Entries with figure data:
----------
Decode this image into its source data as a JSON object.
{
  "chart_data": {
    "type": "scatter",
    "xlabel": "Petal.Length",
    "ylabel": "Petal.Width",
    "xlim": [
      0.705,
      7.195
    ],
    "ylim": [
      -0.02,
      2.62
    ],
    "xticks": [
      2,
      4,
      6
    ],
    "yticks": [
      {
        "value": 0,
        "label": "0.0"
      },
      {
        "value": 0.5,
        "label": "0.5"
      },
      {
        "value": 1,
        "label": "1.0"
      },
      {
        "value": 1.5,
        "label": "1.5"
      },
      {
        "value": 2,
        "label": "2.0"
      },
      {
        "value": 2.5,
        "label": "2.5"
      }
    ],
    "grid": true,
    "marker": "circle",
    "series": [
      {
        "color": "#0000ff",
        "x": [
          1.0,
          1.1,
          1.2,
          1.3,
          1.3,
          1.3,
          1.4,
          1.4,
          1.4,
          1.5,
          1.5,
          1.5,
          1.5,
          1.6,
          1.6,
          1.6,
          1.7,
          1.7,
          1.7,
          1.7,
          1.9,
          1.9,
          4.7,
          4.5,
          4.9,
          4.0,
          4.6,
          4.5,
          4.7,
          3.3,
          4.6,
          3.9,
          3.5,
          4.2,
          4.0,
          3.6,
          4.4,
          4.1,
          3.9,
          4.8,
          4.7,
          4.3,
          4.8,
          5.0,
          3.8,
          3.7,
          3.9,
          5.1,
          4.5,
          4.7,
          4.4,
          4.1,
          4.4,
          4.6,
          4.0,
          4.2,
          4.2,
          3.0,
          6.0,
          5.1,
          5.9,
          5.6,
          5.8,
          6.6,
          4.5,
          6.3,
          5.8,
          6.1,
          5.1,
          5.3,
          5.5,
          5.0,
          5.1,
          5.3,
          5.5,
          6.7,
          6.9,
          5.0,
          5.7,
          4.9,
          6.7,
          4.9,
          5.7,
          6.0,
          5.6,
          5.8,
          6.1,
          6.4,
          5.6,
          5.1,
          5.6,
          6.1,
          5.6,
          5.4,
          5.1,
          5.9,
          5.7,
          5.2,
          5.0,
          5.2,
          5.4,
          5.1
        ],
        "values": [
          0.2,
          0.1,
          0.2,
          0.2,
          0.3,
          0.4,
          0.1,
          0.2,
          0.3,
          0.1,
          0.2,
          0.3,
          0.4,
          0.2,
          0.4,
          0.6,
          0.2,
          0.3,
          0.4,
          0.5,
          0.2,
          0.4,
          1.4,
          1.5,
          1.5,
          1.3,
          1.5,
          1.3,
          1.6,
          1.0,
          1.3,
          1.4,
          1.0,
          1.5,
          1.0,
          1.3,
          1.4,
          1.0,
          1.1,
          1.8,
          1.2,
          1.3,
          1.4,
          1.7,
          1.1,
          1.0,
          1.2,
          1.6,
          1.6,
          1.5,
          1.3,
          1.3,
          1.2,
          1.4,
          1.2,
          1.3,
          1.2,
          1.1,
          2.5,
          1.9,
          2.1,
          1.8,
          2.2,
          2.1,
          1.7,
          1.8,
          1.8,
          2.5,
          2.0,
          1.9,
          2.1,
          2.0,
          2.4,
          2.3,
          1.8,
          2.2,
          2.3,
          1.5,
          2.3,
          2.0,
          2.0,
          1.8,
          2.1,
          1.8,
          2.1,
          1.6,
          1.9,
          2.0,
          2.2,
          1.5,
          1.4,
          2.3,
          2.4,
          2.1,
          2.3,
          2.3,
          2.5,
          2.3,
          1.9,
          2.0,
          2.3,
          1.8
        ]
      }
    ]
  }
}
----------
Transcribe every entry exactly.

Decode this image into its source data as a JSON object.
{
  "chart_data": {
    "type": "scatter",
    "xlabel": "Petal.Length",
    "ylabel": "Petal.Width",
    "xlim": [
      0.705,
      7.195
    ],
    "ylim": [
      -0.02,
      2.62
    ],
    "xticks": [
      2,
      4,
      6
    ],
    "yticks": [
      {
        "value": 0,
        "label": "0.0"
      },
      {
        "value": 0.5,
        "label": "0.5"
      },
      {
        "value": 1,
        "label": "1.0"
      },
      {
        "value": 1.5,
        "label": "1.5"
      },
      {
        "value": 2,
        "label": "2.0"
      },
      {
        "value": 2.5,
        "label": "2.5"
      }
    ],
    "grid": true,
    "marker": "circle",
    "series": [
      {
        "color": "#0000ff",
        "x": [
          1.0,
          1.1,
          1.2,
          1.3,
          1.3,
          1.3,
          1.4,
          1.4,
          1.4,
          1.5,
          1.5,
          1.5,
          1.5,
          1.6,
          1.6,
          1.6,
          1.7,
          1.7,
          1.7,
          1.7,
          1.9,
          1.9,
          4.7,
          4.5,
          4.9,
          4.0,
          4.6,
          4.5,
          4.7,
          3.3,
          4.6,
          3.9,
          3.5,
          4.2,
          4.0,
          3.6,
          4.4,
          4.1,
          3.9,
          4.8,
          4.7,
          4.3,
          4.8,
          5.0,
          3.8,
          3.7,
          3.9,
          5.1,
          4.5,
          4.7,
          4.4,
          4.1,
          4.4,
          4.6,
          4.0,
          4.2,
          4.2,
          3.0,
          6.0,
          5.1,
          5.9,
          5.6,
          5.8,
          6.6,
          4.5,
          6.3,
          5.8,
          6.1,
          5.1,
          5.3,
          5.5,
          5.0,
          5.1,
          5.3,
          5.5,
          6.7,
          6.9,
          5.0,
          5.7,
          4.9,
          6.7,
          4.9,
          5.7,
          6.0,
          5.6,
          5.8,
          6.1,
          6.4,
          5.6,
          5.1,
          5.6,
          6.1,
          5.6,
          5.4,
          5.1,
          5.9,
          5.7,
          5.2,
          5.0,
          5.2,
          5.4,
          5.1
        ],
        "values": [
          0.2,
          0.1,
          0.2,
          0.2,
          0.3,
          0.4,
          0.1,
          0.2,
          0.3,
          0.1,
          0.2,
          0.3,
          0.4,
          0.2,
          0.4,
          0.6,
          0.2,
          0.3,
          0.4,
          0.5,
          0.2,
          0.4,
          1.4,
          1.5,
          1.5,
          1.3,
          1.5,
          1.3,
          1.6,
          1.0,
          1.3,
          1.4,
          1.0,
          1.5,
          1.0,
          1.3,
          1.4,
          1.0,
          1.1,
          1.8,
          1.2,
          1.3,
          1.4,
          1.7,
          1.1,
          1.0,
          1.2,
          1.6,
          1.6,
          1.5,
          1.3,
          1.3,
          1.2,
          1.4,
          1.2,
          1.3,
          1.2,
          1.1,
          2.5,
          1.9,
          2.1,
          1.8,
          2.2,
          2.1,
          1.7,
          1.8,
          1.8,
          2.5,
          2.0,
          1.9,
          2.1,
          2.0,
          2.4,
          2.3,
          1.8,
          2.2,
          2.3,
          1.5,
          2.3,
          2.0,
          2.0,
          1.8,
          2.1,
          1.8,
          2.1,
          1.6,
          1.9,
          2.0,
          2.2,
          1.5,
          1.4,
          2.3,
          2.4,
          2.1,
          2.3,
          2.3,
          2.5,
          2.3,
          1.9,
          2.0,
          2.3,
          1.8
        ]
      }
    ]
  }
}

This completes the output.